**OBJECTIVE**. Repeat each record below exactly as given.

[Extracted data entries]
********************

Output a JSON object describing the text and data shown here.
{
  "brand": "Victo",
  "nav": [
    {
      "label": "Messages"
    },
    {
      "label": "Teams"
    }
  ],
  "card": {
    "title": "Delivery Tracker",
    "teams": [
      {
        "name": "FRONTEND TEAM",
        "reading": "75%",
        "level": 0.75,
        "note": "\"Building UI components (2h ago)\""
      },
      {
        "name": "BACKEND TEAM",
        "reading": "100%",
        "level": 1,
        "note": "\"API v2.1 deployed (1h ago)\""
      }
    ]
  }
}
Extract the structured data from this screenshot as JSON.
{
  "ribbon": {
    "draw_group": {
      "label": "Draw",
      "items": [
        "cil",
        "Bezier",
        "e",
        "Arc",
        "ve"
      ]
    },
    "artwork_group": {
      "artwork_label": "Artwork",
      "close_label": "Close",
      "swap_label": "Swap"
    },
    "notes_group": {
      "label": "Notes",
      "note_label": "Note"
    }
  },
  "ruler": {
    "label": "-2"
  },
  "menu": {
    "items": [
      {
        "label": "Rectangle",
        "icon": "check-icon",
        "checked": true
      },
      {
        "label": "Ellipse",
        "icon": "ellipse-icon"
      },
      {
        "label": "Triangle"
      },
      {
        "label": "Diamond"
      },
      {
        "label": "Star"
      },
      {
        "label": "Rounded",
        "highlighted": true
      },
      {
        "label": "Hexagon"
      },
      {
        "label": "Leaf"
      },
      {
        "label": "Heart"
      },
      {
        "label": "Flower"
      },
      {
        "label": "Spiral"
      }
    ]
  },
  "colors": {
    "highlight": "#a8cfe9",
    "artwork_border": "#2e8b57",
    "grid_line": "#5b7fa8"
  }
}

********************

**RESPONSE**.
Output a JSON object describing the text and data shown here.
{
  "brand": "Victo",
  "nav": [
    {
      "label": "Messages"
    },
    {
      "label": "Teams"
    }
  ],
  "card": {
    "title": "Delivery Tracker",
    "teams": [
      {
        "name": "FRONTEND TEAM",
        "reading": "75%",
        "level": 0.75,
        "note": "\"Building UI components (2h ago)\""
      },
      {
        "name": "BACKEND TEAM",
        "reading": "100%",
        "level": 1,
        "note": "\"API v2.1 deployed (1h ago)\""
      }
    ]
  }
}
Extract the structured data from this screenshot as JSON.
{
  "ribbon": {
    "draw_group": {
      "label": "Draw",
      "items": [
        "cil",
        "Bezier",
        "e",
        "Arc",
        "ve"
      ]
    },
    "artwork_group": {
      "artwork_label": "Artwork",
      "close_label": "Close",
      "swap_label": "Swap"
    },
    "notes_group": {
      "label": "Notes",
      "note_label": "Note"
    }
  },
  "ruler": {
    "label": "-2"
  },
  "menu": {
    "items": [
      {
        "label": "Rectangle",
        "icon": "check-icon",
        "checked": true
      },
      {
        "label": "Ellipse",
        "icon": "ellipse-icon"
      },
      {
        "label": "Triangle"
      },
      {
        "label": "Diamond"
      },
      {
        "label": "Star"
      },
      {
        "label": "Rounded",
        "highlighted": true
      },
      {
        "label": "Hexagon"
      },
      {
        "label": "Leaf"
      },
      {
        "label": "Heart"
      },
      {
        "label": "Flower"
      },
      {
        "label": "Spiral"
      }
    ]
  },
  "colors": {
    "highlight": "#a8cfe9",
    "artwork_border": "#2e8b57",
    "grid_line": "#5b7fa8"
  }
}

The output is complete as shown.